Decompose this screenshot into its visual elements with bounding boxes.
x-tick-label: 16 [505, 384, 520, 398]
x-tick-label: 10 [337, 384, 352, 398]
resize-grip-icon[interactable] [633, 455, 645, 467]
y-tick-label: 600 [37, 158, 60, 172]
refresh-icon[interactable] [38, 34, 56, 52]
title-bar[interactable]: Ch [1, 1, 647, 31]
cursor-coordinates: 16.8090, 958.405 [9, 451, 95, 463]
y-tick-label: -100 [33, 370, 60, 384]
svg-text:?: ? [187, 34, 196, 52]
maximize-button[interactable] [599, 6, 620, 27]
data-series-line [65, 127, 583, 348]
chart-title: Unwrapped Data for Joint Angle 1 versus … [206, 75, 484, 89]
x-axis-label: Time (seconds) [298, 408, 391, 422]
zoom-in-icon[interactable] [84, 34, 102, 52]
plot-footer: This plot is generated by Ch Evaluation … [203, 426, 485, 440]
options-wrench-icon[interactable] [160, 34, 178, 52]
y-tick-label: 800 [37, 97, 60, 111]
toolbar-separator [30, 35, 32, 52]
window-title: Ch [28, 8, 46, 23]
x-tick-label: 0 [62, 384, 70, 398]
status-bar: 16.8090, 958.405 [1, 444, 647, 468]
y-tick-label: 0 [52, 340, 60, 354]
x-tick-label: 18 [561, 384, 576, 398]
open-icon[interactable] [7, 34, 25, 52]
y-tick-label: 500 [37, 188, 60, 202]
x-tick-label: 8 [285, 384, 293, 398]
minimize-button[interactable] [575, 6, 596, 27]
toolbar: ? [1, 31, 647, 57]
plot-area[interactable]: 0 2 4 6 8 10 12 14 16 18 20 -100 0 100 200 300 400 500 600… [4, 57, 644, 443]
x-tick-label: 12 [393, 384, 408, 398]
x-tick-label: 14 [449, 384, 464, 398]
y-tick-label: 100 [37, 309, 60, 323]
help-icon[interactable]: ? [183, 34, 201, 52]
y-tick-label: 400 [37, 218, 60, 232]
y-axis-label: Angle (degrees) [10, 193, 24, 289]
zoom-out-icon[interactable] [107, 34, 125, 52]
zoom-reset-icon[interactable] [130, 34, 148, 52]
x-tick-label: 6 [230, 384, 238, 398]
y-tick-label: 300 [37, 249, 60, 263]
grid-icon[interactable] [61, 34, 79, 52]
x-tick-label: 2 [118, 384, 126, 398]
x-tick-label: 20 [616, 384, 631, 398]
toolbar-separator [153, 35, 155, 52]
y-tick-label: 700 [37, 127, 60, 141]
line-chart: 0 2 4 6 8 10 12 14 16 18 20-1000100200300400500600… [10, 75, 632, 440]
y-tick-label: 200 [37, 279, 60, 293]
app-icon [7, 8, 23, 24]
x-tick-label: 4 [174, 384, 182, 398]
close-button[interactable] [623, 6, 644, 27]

---

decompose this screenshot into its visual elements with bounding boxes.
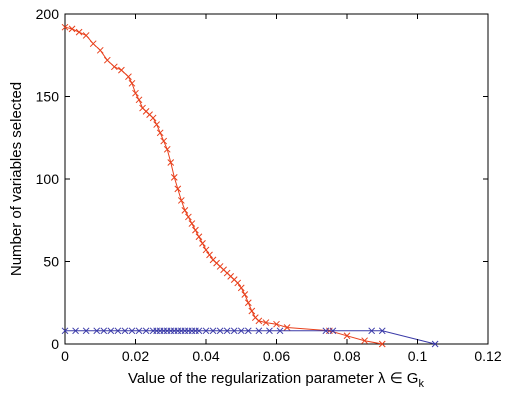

■ Aim of the exercise ■
How many lines in the items above contain the word "screenshot"? Reply with the number alone.

■ Final result ■
2